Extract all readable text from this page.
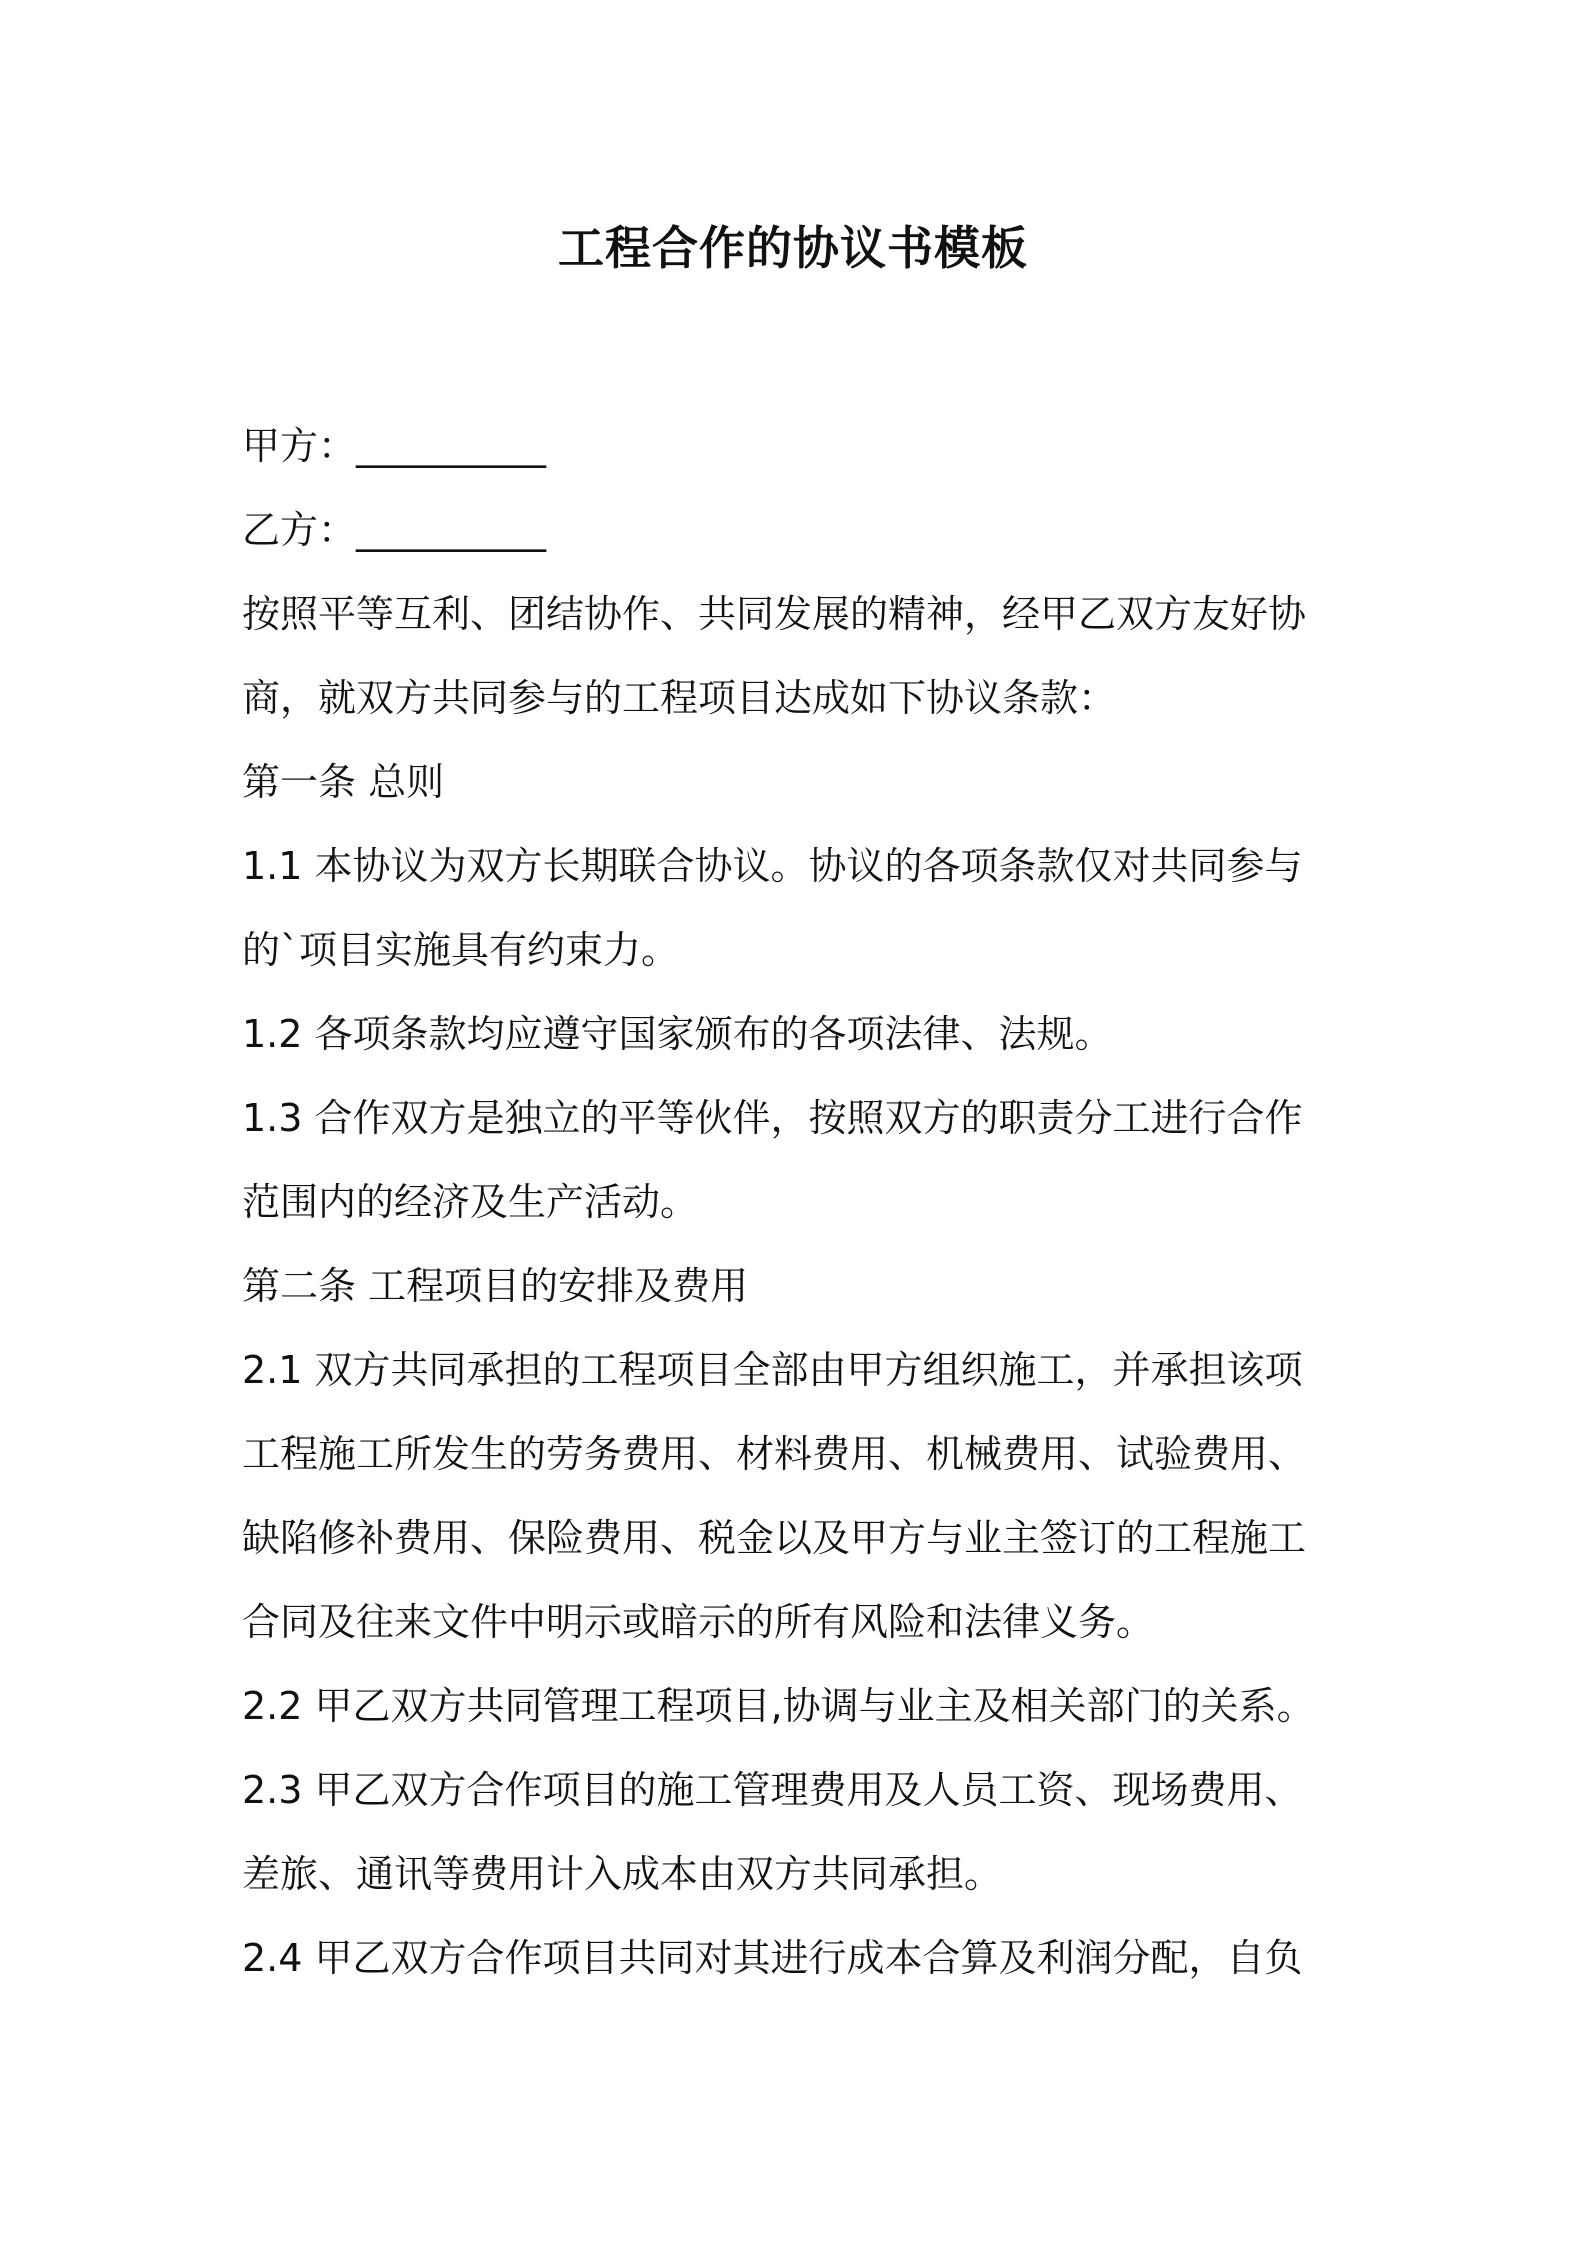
工程合作的协议书模板
甲方：__________
乙方：__________
按照平等互利、团结协作、共同发展的精神，经甲乙双方友好协
商，就双方共同参与的工程项目达成如下协议条款：
第一条 总则
1.1 本协议为双方长期联合协议。协议的各项条款仅对共同参与
的`项目实施具有约束力。
1.2 各项条款均应遵守国家颁布的各项法律、法规。
1.3 合作双方是独立的平等伙伴，按照双方的职责分工进行合作
范围内的经济及生产活动。
第二条 工程项目的安排及费用
2.1 双方共同承担的工程项目全部由甲方组织施工，并承担该项
工程施工所发生的劳务费用、材料费用、机械费用、试验费用、
缺陷修补费用、保险费用、税金以及甲方与业主签订的工程施工
合同及往来文件中明示或暗示的所有风险和法律义务。
2.2 甲乙双方共同管理工程项目,协调与业主及相关部门的关系。
2.3 甲乙双方合作项目的施工管理费用及人员工资、现场费用、
差旅、通讯等费用计入成本由双方共同承担。
2.4 甲乙双方合作项目共同对其进行成本合算及利润分配，自负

◆ ◆ ◆ ◆

* Task goal: Omit any images, then output the listing exactly.

* Correct result:
Extract all readable text from this page.
工程合作的协议书模板
甲方：__________
乙方：__________
按照平等互利、团结协作、共同发展的精神，经甲乙双方友好协
商，就双方共同参与的工程项目达成如下协议条款：
第一条 总则
1.1 本协议为双方长期联合协议。协议的各项条款仅对共同参与
的`项目实施具有约束力。
1.2 各项条款均应遵守国家颁布的各项法律、法规。
1.3 合作双方是独立的平等伙伴，按照双方的职责分工进行合作
范围内的经济及生产活动。
第二条 工程项目的安排及费用
2.1 双方共同承担的工程项目全部由甲方组织施工，并承担该项
工程施工所发生的劳务费用、材料费用、机械费用、试验费用、
缺陷修补费用、保险费用、税金以及甲方与业主签订的工程施工
合同及往来文件中明示或暗示的所有风险和法律义务。
2.2 甲乙双方共同管理工程项目,协调与业主及相关部门的关系。
2.3 甲乙双方合作项目的施工管理费用及人员工资、现场费用、
差旅、通讯等费用计入成本由双方共同承担。
2.4 甲乙双方合作项目共同对其进行成本合算及利润分配，自负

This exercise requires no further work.